BLOQUE DE TEXTO.
((

Guerrilla sandinista: el llamado bélico en Nicaragua – Gatopardo

El llamado sandinista

En 1978, Alma Guillermoprieto viajó a Managua para encontrarse con la guerrilla sandinista, con una ciudad que poco lo parecía, y con su vocación de periodista. Éste es el relato sobre aquella primera vez, que se publicó en el libro «Con la sangre despierta» de Editorial Sexto Piso.

Tiempo de lectura: 13 minutos

A mediados de 1973 me ofrecieron una beca para estudiar la licenciatura en Chile. No me acuerdo de qué carrera se trataba, pues para mí era un asunto absolutamente secundario. Lo importante era vivir lo que se llamaba “la experiencia chilena”, solidarizarse con la izquierda de ese país que, contra viento y marea y cada vez con mayores tropiezos, intentaba gobernar. El día que tomé el vuelo a Santiago los rumores a todo hervor pronosticaban desastres –un golpe de Estado contra el presidente Salvador Allende, una cacería de brujas a los integrantes de su gobierno, tal vez hasta una masacre indiscriminada de izquierdistas– y al despegar el avión luché por liberarme de una especie de terror premonitorio. A la mitad del vuelo el sistema de sonido irrumpió en zumbidos y truenos. De la borrasca eléctrica se desprendieron, como piedras, algunas palabras: Capitán… Santiago… Fuerzas Armadas… Allende…

–¿Qué dijo? –le pregunté angustiada a la aeromoza de Braniff.

))

DATOS DISPONIBLES.
((

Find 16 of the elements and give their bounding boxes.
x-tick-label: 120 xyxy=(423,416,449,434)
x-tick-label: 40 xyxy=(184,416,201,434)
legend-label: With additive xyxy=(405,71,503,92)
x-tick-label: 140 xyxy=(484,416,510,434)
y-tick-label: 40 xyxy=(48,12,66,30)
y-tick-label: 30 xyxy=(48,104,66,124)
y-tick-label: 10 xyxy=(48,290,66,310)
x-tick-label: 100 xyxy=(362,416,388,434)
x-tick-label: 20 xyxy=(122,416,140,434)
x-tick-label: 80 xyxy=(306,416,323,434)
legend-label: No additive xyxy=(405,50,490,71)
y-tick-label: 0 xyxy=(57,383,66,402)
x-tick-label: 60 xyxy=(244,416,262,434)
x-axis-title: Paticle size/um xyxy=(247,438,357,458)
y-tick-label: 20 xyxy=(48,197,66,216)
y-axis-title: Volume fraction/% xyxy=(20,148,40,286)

))

EJERCICIOS.
(A) Responde con datos del bloque de texto:
(i) ¿En qué año viajó Alma Guillermoprieto a Managua?
(ii) ¿Qué editorial publicó el libro «Con la sangre despierta»?
(iii) ¿De qué aerolínea era la aeromoza a la que se le pregunta «¿Qué dijo?»?
(B) Resume en forma de lista el párrafo del bloque de texto que empieza con «A mediados de 1973 me ofrecieron», conservando sus datos principales.
(C) Transcribe sin cambios el tramo del bloque de texto que va desde "Guerrilla sandinista: el" hasta "Editorial Sexto Piso.".

SOLUCIONES.
(A)
(i) En 1978.
(ii) Editorial Sexto Piso.
(iii) De Braniff.

(B)
- A mediados de 1973, a quien narra le ofrecieron una beca para estudiar la licenciatura en Chile.
- La carrera le era secundaria. Lo importante era vivir «la experiencia chilena» y solidarizarse con la izquierda de ese país, que intentaba gobernar.
- El día del vuelo a Santiago, los rumores pronosticaban un golpe de Estado contra Salvador Allende, una cacería de brujas contra su gobierno y tal vez una masacre de izquierdistas.
- Al despegar sintió un terror premonitorio.
- A la mitad del vuelo, entre zumbidos del sistema de sonido, se oyeron palabras sueltas: Capitán, Santiago, Fuerzas Armadas, Allende.

(C)
Guerrilla sandinista: el llamado bélico en Nicaragua – Gatopardo

El llamado sandinista

En 1978, Alma Guillermoprieto viajó a Managua para encontrarse con la guerrilla sandinista, con una ciudad que poco lo parecía, y con su vocación de periodista. Éste es el relato sobre aquella primera vez, que se publicó en el libro «Con la sangre despierta» de Editorial Sexto Piso.